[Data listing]
--------------------
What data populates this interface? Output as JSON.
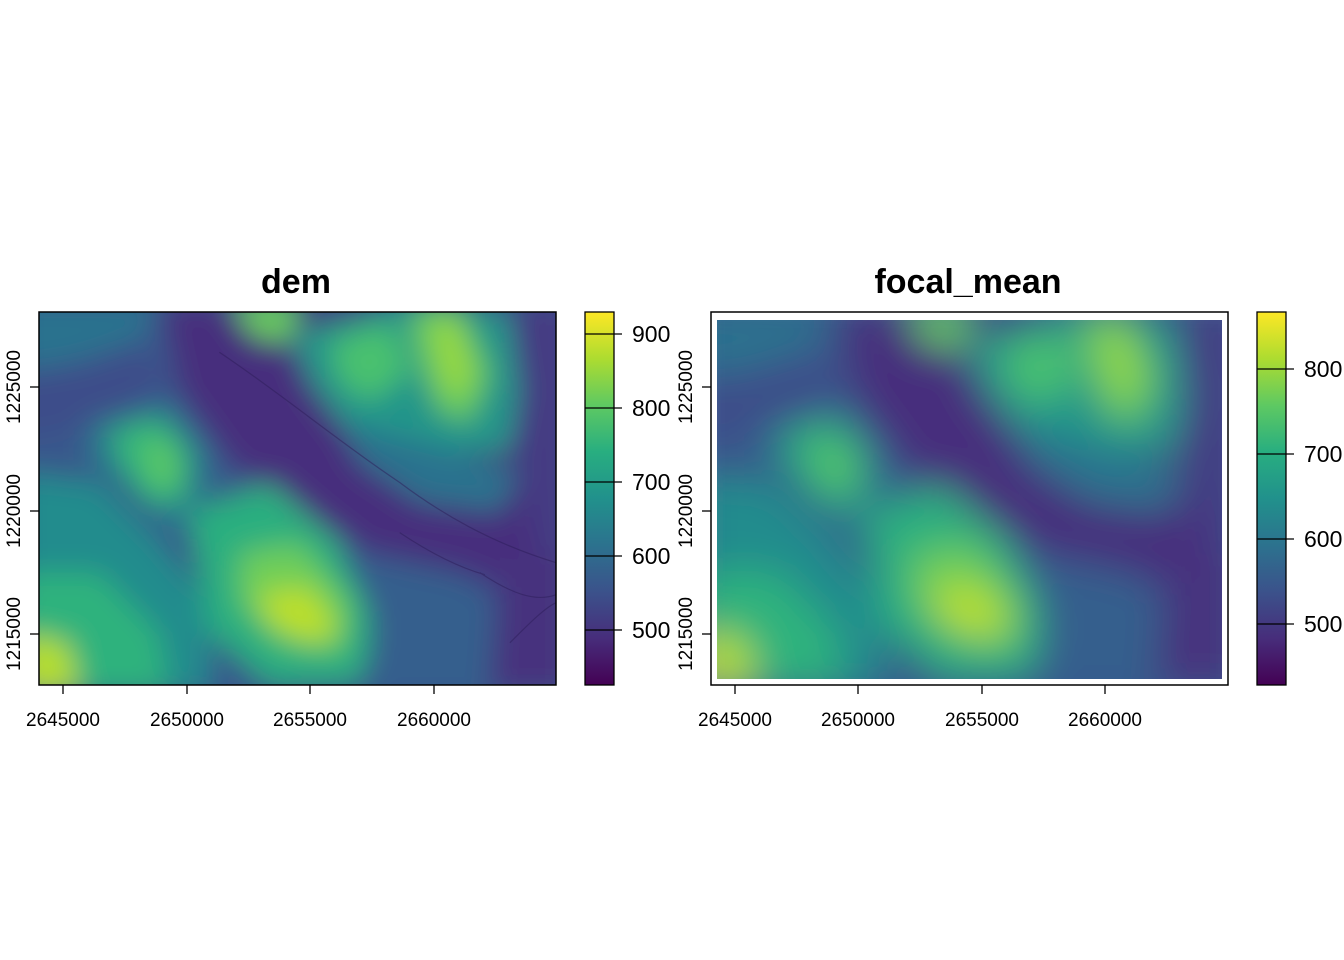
{
  "panels": [
    {
      "title": "dem",
      "x_ticks": [
        "2645000",
        "2650000",
        "2655000",
        "2660000"
      ],
      "y_ticks": [
        "1215000",
        "1220000",
        "1225000"
      ],
      "colorbar": {
        "ticks": [
          "500",
          "600",
          "700",
          "800",
          "900"
        ],
        "min": 450,
        "max": 925
      },
      "smoothed": false,
      "na_border": false
    },
    {
      "title": "focal_mean",
      "x_ticks": [
        "2645000",
        "2650000",
        "2655000",
        "2660000"
      ],
      "y_ticks": [
        "1215000",
        "1220000",
        "1225000"
      ],
      "colorbar": {
        "ticks": [
          "500",
          "600",
          "700",
          "800"
        ],
        "min": 430,
        "max": 865
      },
      "smoothed": true,
      "na_border": true
    }
  ],
  "chart_data": [
    {
      "type": "heatmap",
      "title": "dem",
      "x_values": [
        2645000,
        2650000,
        2655000,
        2660000
      ],
      "y_values": [
        1215000,
        1220000,
        1225000
      ],
      "xlim": [
        2644100,
        2665000
      ],
      "ylim": [
        1213000,
        1228000
      ],
      "color_scale": "viridis",
      "value_range": [
        450,
        925
      ],
      "legend_ticks": [
        500,
        600,
        700,
        800,
        900
      ],
      "legend": "right"
    },
    {
      "type": "heatmap",
      "title": "focal_mean",
      "x_values": [
        2645000,
        2650000,
        2655000,
        2660000
      ],
      "y_values": [
        1215000,
        1220000,
        1225000
      ],
      "xlim": [
        2644100,
        2665000
      ],
      "ylim": [
        1213000,
        1228000
      ],
      "color_scale": "viridis",
      "value_range": [
        430,
        865
      ],
      "legend_ticks": [
        500,
        600,
        700,
        800
      ],
      "legend": "right"
    }
  ]
}
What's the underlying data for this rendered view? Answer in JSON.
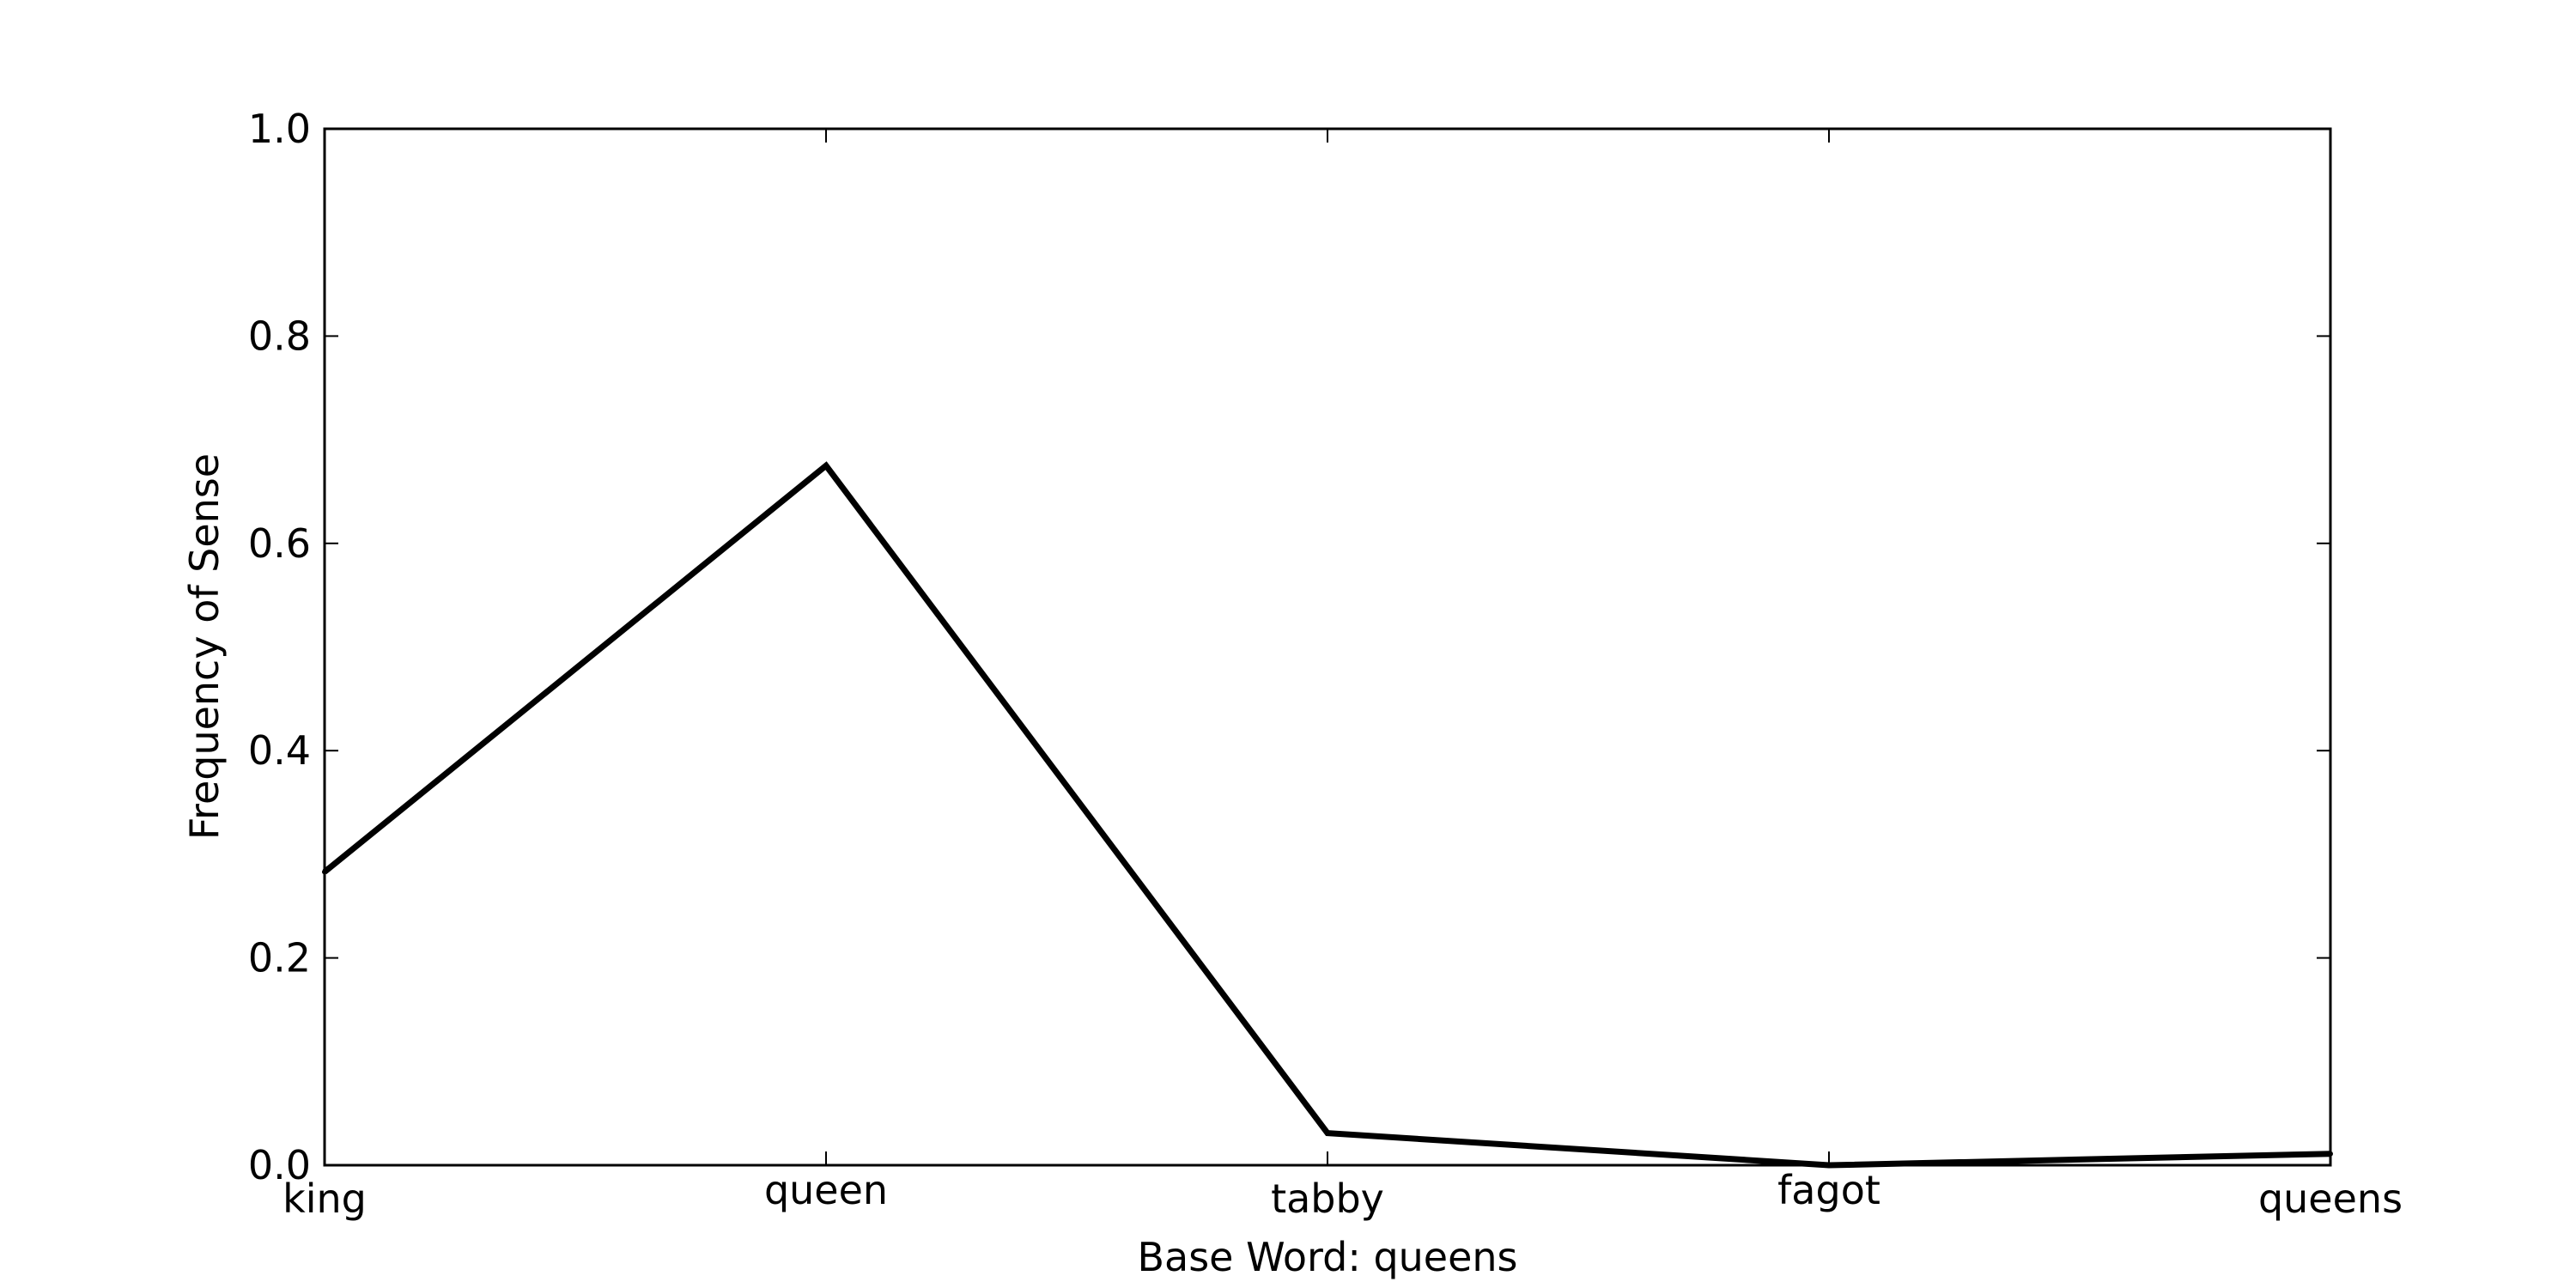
{
  "chart_data": {
    "type": "line",
    "title": "",
    "xlabel": "Base Word: queens",
    "ylabel": "Frequency of Sense",
    "categories": [
      "king",
      "queen",
      "tabby",
      "fagot",
      "queens"
    ],
    "series": [
      {
        "values": [
          0.283,
          0.675,
          0.031,
          0.0,
          0.011
        ]
      }
    ],
    "ylim": [
      0,
      1
    ],
    "yticks": [
      "0.0",
      "0.2",
      "0.4",
      "0.6",
      "0.8",
      "1.0"
    ],
    "grid": false,
    "legend": "none",
    "line_color": "#000000"
  }
}
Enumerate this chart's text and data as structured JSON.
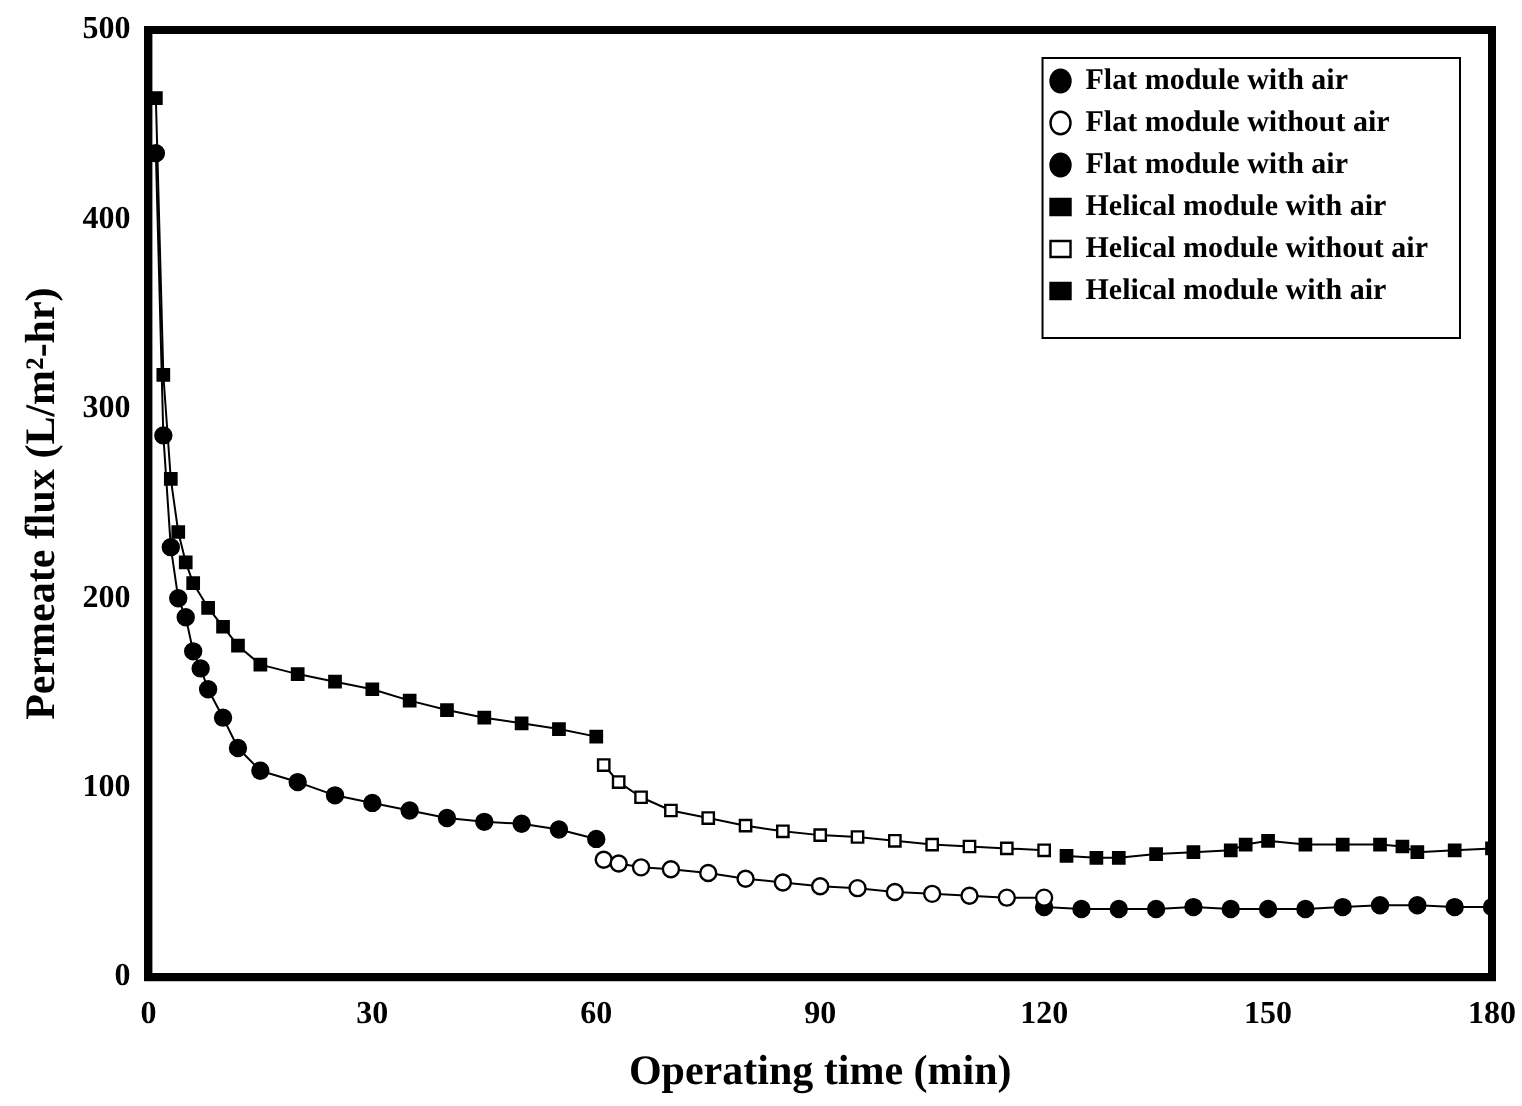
{
  "chart_data": {
    "type": "line",
    "xlabel": "Operating time (min)",
    "ylabel": "Permeate flux (L/m²-hr)",
    "xlim": [
      0,
      180
    ],
    "xticks": [
      0,
      30,
      60,
      90,
      120,
      150,
      180
    ],
    "ylim": [
      0,
      500
    ],
    "yticks": [
      0,
      100,
      200,
      300,
      400,
      500
    ],
    "grid": false,
    "legend": "top right",
    "series": [
      {
        "name": "Flat module with air",
        "color": "#000000",
        "marker": "circle",
        "x": [
          1,
          2,
          3,
          4,
          5,
          6,
          7,
          8,
          10,
          12,
          15,
          20,
          25,
          30,
          35,
          40,
          45,
          50,
          55,
          60
        ],
        "values": [
          435,
          286,
          227,
          200,
          190,
          172,
          163,
          152,
          137,
          121,
          109,
          103,
          96,
          92,
          88,
          84,
          82,
          81,
          78,
          73
        ]
      },
      {
        "name": "Flat module without air",
        "color": "#ffffff",
        "marker": "circle",
        "x": [
          61,
          63,
          66,
          70,
          75,
          80,
          85,
          90,
          95,
          100,
          105,
          110,
          115,
          120
        ],
        "values": [
          62,
          60,
          58,
          57,
          55,
          52,
          50,
          48,
          47,
          45,
          44,
          43,
          42,
          42
        ]
      },
      {
        "name": "Flat module with air",
        "color": "#000000",
        "marker": "circle",
        "x": [
          120,
          125,
          130,
          135,
          140,
          145,
          150,
          155,
          160,
          165,
          170,
          175,
          180
        ],
        "values": [
          37,
          36,
          36,
          36,
          37,
          36,
          36,
          36,
          37,
          38,
          38,
          37,
          37
        ]
      },
      {
        "name": "Helical module with air",
        "color": "#000000",
        "marker": "square",
        "x": [
          1,
          2,
          3,
          4,
          5,
          6,
          8,
          10,
          12,
          15,
          20,
          25,
          30,
          35,
          40,
          45,
          50,
          55,
          60
        ],
        "values": [
          464,
          318,
          263,
          235,
          219,
          208,
          195,
          185,
          175,
          165,
          160,
          156,
          152,
          146,
          141,
          137,
          134,
          131,
          127
        ]
      },
      {
        "name": "Helical module without air",
        "color": "#ffffff",
        "marker": "square",
        "x": [
          61,
          63,
          66,
          70,
          75,
          80,
          85,
          90,
          95,
          100,
          105,
          110,
          115,
          120
        ],
        "values": [
          112,
          103,
          95,
          88,
          84,
          80,
          77,
          75,
          74,
          72,
          70,
          69,
          68,
          67
        ]
      },
      {
        "name": "Helical module with air",
        "color": "#000000",
        "marker": "square",
        "x": [
          123,
          127,
          130,
          135,
          140,
          145,
          147,
          150,
          155,
          160,
          165,
          168,
          170,
          175,
          180
        ],
        "values": [
          64,
          63,
          63,
          65,
          66,
          67,
          70,
          72,
          70,
          70,
          70,
          69,
          66,
          67,
          68
        ]
      }
    ]
  }
}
--------------------
Reproduce the material above in full, exactly, with no images.

## Final result
What data populates this interface? Output as JSON.
{
  "panels": [
    {
      "title": "dem",
      "x_ticks": [
        "2645000",
        "2650000",
        "2655000",
        "2660000"
      ],
      "y_ticks": [
        "1215000",
        "1220000",
        "1225000"
      ],
      "colorbar": {
        "ticks": [
          "500",
          "600",
          "700",
          "800",
          "900"
        ],
        "min": 450,
        "max": 925
      },
      "smoothed": false,
      "na_border": false
    },
    {
      "title": "focal_mean",
      "x_ticks": [
        "2645000",
        "2650000",
        "2655000",
        "2660000"
      ],
      "y_ticks": [
        "1215000",
        "1220000",
        "1225000"
      ],
      "colorbar": {
        "ticks": [
          "500",
          "600",
          "700",
          "800"
        ],
        "min": 430,
        "max": 865
      },
      "smoothed": true,
      "na_border": true
    }
  ],
  "chart_data": [
    {
      "type": "heatmap",
      "title": "dem",
      "x_values": [
        2645000,
        2650000,
        2655000,
        2660000
      ],
      "y_values": [
        1215000,
        1220000,
        1225000
      ],
      "xlim": [
        2644100,
        2665000
      ],
      "ylim": [
        1213000,
        1228000
      ],
      "color_scale": "viridis",
      "value_range": [
        450,
        925
      ],
      "legend_ticks": [
        500,
        600,
        700,
        800,
        900
      ],
      "legend": "right"
    },
    {
      "type": "heatmap",
      "title": "focal_mean",
      "x_values": [
        2645000,
        2650000,
        2655000,
        2660000
      ],
      "y_values": [
        1215000,
        1220000,
        1225000
      ],
      "xlim": [
        2644100,
        2665000
      ],
      "ylim": [
        1213000,
        1228000
      ],
      "color_scale": "viridis",
      "value_range": [
        430,
        865
      ],
      "legend_ticks": [
        500,
        600,
        700,
        800
      ],
      "legend": "right"
    }
  ]
}
What's the underlying data for this rendered view? Answer in JSON.
{
  "chart_data": {
    "type": "line",
    "title": "",
    "xlabel": "Base Word: queens",
    "ylabel": "Frequency of Sense",
    "categories": [
      "king",
      "queen",
      "tabby",
      "fagot",
      "queens"
    ],
    "series": [
      {
        "values": [
          0.283,
          0.675,
          0.031,
          0.0,
          0.011
        ]
      }
    ],
    "ylim": [
      0,
      1
    ],
    "yticks": [
      "0.0",
      "0.2",
      "0.4",
      "0.6",
      "0.8",
      "1.0"
    ],
    "grid": false,
    "legend": "none",
    "line_color": "#000000"
  }
}
Enumerate this chart's text and data as structured JSON.
{
  "chart_data": {
    "type": "line",
    "xlabel": "Operating time (min)",
    "ylabel": "Permeate flux (L/m²-hr)",
    "xlim": [
      0,
      180
    ],
    "xticks": [
      0,
      30,
      60,
      90,
      120,
      150,
      180
    ],
    "ylim": [
      0,
      500
    ],
    "yticks": [
      0,
      100,
      200,
      300,
      400,
      500
    ],
    "grid": false,
    "legend": "top right",
    "series": [
      {
        "name": "Flat module with air",
        "color": "#000000",
        "marker": "circle",
        "x": [
          1,
          2,
          3,
          4,
          5,
          6,
          7,
          8,
          10,
          12,
          15,
          20,
          25,
          30,
          35,
          40,
          45,
          50,
          55,
          60
        ],
        "values": [
          435,
          286,
          227,
          200,
          190,
          172,
          163,
          152,
          137,
          121,
          109,
          103,
          96,
          92,
          88,
          84,
          82,
          81,
          78,
          73
        ]
      },
      {
        "name": "Flat module without air",
        "color": "#ffffff",
        "marker": "circle",
        "x": [
          61,
          63,
          66,
          70,
          75,
          80,
          85,
          90,
          95,
          100,
          105,
          110,
          115,
          120
        ],
        "values": [
          62,
          60,
          58,
          57,
          55,
          52,
          50,
          48,
          47,
          45,
          44,
          43,
          42,
          42
        ]
      },
      {
        "name": "Flat module with air",
        "color": "#000000",
        "marker": "circle",
        "x": [
          120,
          125,
          130,
          135,
          140,
          145,
          150,
          155,
          160,
          165,
          170,
          175,
          180
        ],
        "values": [
          37,
          36,
          36,
          36,
          37,
          36,
          36,
          36,
          37,
          38,
          38,
          37,
          37
        ]
      },
      {
        "name": "Helical module with air",
        "color": "#000000",
        "marker": "square",
        "x": [
          1,
          2,
          3,
          4,
          5,
          6,
          8,
          10,
          12,
          15,
          20,
          25,
          30,
          35,
          40,
          45,
          50,
          55,
          60
        ],
        "values": [
          464,
          318,
          263,
          235,
          219,
          208,
          195,
          185,
          175,
          165,
          160,
          156,
          152,
          146,
          141,
          137,
          134,
          131,
          127
        ]
      },
      {
        "name": "Helical module without air",
        "color": "#ffffff",
        "marker": "square",
        "x": [
          61,
          63,
          66,
          70,
          75,
          80,
          85,
          90,
          95,
          100,
          105,
          110,
          115,
          120
        ],
        "values": [
          112,
          103,
          95,
          88,
          84,
          80,
          77,
          75,
          74,
          72,
          70,
          69,
          68,
          67
        ]
      },
      {
        "name": "Helical module with air",
        "color": "#000000",
        "marker": "square",
        "x": [
          123,
          127,
          130,
          135,
          140,
          145,
          147,
          150,
          155,
          160,
          165,
          168,
          170,
          175,
          180
        ],
        "values": [
          64,
          63,
          63,
          65,
          66,
          67,
          70,
          72,
          70,
          70,
          70,
          69,
          66,
          67,
          68
        ]
      }
    ]
  }
}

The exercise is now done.